▶ [INSTRUCTION]:
Provide the data again in its entirety, exactly as given.

Stored data entries
====

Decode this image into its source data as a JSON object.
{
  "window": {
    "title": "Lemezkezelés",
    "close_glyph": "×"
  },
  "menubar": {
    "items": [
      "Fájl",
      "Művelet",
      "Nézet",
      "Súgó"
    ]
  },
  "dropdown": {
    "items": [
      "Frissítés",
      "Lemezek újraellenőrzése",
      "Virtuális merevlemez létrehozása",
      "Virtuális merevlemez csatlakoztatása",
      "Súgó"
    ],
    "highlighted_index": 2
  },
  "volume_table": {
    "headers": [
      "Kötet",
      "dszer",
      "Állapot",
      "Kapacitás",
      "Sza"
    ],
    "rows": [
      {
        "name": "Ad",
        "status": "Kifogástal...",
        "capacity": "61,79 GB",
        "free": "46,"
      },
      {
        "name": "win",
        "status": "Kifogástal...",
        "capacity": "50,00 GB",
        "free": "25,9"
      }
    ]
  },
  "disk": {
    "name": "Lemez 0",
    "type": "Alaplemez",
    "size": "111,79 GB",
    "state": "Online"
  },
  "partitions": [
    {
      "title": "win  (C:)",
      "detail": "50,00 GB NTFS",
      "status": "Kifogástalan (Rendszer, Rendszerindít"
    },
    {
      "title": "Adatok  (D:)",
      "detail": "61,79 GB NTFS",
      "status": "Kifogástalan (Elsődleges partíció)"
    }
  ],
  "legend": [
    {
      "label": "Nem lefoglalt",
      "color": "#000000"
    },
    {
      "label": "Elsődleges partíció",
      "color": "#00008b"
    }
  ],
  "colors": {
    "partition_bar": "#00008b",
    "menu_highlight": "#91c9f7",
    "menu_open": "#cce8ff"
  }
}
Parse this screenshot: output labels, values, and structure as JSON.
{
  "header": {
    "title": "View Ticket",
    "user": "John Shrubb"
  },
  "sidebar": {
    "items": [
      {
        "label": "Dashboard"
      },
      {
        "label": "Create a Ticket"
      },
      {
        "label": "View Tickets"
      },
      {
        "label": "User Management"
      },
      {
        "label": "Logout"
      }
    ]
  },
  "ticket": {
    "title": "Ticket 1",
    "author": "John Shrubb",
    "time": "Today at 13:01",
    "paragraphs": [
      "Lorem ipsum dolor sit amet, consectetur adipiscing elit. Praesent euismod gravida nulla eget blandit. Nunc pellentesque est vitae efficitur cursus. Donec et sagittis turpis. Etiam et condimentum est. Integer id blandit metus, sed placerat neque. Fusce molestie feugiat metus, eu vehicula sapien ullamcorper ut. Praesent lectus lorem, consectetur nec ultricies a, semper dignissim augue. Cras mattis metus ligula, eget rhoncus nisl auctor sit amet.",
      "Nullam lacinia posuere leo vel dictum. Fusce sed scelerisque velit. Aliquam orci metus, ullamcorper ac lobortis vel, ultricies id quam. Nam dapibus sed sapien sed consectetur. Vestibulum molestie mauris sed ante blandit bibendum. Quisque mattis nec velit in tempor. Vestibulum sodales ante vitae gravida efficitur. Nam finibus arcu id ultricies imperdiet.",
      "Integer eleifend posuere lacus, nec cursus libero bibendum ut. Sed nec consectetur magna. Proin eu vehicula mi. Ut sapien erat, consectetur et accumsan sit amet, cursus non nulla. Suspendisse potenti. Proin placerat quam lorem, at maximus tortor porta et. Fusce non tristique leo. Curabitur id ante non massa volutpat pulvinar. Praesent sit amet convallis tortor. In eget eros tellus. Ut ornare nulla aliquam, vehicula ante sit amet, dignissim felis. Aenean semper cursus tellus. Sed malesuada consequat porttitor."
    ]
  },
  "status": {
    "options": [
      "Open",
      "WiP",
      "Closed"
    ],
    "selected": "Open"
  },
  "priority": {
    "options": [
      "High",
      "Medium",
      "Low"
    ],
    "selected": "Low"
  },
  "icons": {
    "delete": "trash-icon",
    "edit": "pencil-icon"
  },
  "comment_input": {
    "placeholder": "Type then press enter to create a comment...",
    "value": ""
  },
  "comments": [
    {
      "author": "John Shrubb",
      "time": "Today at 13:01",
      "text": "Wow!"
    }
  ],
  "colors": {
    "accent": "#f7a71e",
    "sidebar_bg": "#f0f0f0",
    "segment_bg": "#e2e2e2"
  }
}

====

▶ [OUTPUT FOR THIS EXERCISE]:
Decode this image into its source data as a JSON object.
{
  "window": {
    "title": "Lemezkezelés",
    "close_glyph": "×"
  },
  "menubar": {
    "items": [
      "Fájl",
      "Művelet",
      "Nézet",
      "Súgó"
    ]
  },
  "dropdown": {
    "items": [
      "Frissítés",
      "Lemezek újraellenőrzése",
      "Virtuális merevlemez létrehozása",
      "Virtuális merevlemez csatlakoztatása",
      "Súgó"
    ],
    "highlighted_index": 2
  },
  "volume_table": {
    "headers": [
      "Kötet",
      "dszer",
      "Állapot",
      "Kapacitás",
      "Sza"
    ],
    "rows": [
      {
        "name": "Ad",
        "status": "Kifogástal...",
        "capacity": "61,79 GB",
        "free": "46,"
      },
      {
        "name": "win",
        "status": "Kifogástal...",
        "capacity": "50,00 GB",
        "free": "25,9"
      }
    ]
  },
  "disk": {
    "name": "Lemez 0",
    "type": "Alaplemez",
    "size": "111,79 GB",
    "state": "Online"
  },
  "partitions": [
    {
      "title": "win  (C:)",
      "detail": "50,00 GB NTFS",
      "status": "Kifogástalan (Rendszer, Rendszerindít"
    },
    {
      "title": "Adatok  (D:)",
      "detail": "61,79 GB NTFS",
      "status": "Kifogástalan (Elsődleges partíció)"
    }
  ],
  "legend": [
    {
      "label": "Nem lefoglalt",
      "color": "#000000"
    },
    {
      "label": "Elsődleges partíció",
      "color": "#00008b"
    }
  ],
  "colors": {
    "partition_bar": "#00008b",
    "menu_highlight": "#91c9f7",
    "menu_open": "#cce8ff"
  }
}
Parse this screenshot: output labels, values, and structure as JSON.
{
  "header": {
    "title": "View Ticket",
    "user": "John Shrubb"
  },
  "sidebar": {
    "items": [
      {
        "label": "Dashboard"
      },
      {
        "label": "Create a Ticket"
      },
      {
        "label": "View Tickets"
      },
      {
        "label": "User Management"
      },
      {
        "label": "Logout"
      }
    ]
  },
  "ticket": {
    "title": "Ticket 1",
    "author": "John Shrubb",
    "time": "Today at 13:01",
    "paragraphs": [
      "Lorem ipsum dolor sit amet, consectetur adipiscing elit. Praesent euismod gravida nulla eget blandit. Nunc pellentesque est vitae efficitur cursus. Donec et sagittis turpis. Etiam et condimentum est. Integer id blandit metus, sed placerat neque. Fusce molestie feugiat metus, eu vehicula sapien ullamcorper ut. Praesent lectus lorem, consectetur nec ultricies a, semper dignissim augue. Cras mattis metus ligula, eget rhoncus nisl auctor sit amet.",
      "Nullam lacinia posuere leo vel dictum. Fusce sed scelerisque velit. Aliquam orci metus, ullamcorper ac lobortis vel, ultricies id quam. Nam dapibus sed sapien sed consectetur. Vestibulum molestie mauris sed ante blandit bibendum. Quisque mattis nec velit in tempor. Vestibulum sodales ante vitae gravida efficitur. Nam finibus arcu id ultricies imperdiet.",
      "Integer eleifend posuere lacus, nec cursus libero bibendum ut. Sed nec consectetur magna. Proin eu vehicula mi. Ut sapien erat, consectetur et accumsan sit amet, cursus non nulla. Suspendisse potenti. Proin placerat quam lorem, at maximus tortor porta et. Fusce non tristique leo. Curabitur id ante non massa volutpat pulvinar. Praesent sit amet convallis tortor. In eget eros tellus. Ut ornare nulla aliquam, vehicula ante sit amet, dignissim felis. Aenean semper cursus tellus. Sed malesuada consequat porttitor."
    ]
  },
  "status": {
    "options": [
      "Open",
      "WiP",
      "Closed"
    ],
    "selected": "Open"
  },
  "priority": {
    "options": [
      "High",
      "Medium",
      "Low"
    ],
    "selected": "Low"
  },
  "icons": {
    "delete": "trash-icon",
    "edit": "pencil-icon"
  },
  "comment_input": {
    "placeholder": "Type then press enter to create a comment...",
    "value": ""
  },
  "comments": [
    {
      "author": "John Shrubb",
      "time": "Today at 13:01",
      "text": "Wow!"
    }
  ],
  "colors": {
    "accent": "#f7a71e",
    "sidebar_bg": "#f0f0f0",
    "segment_bg": "#e2e2e2"
  }
}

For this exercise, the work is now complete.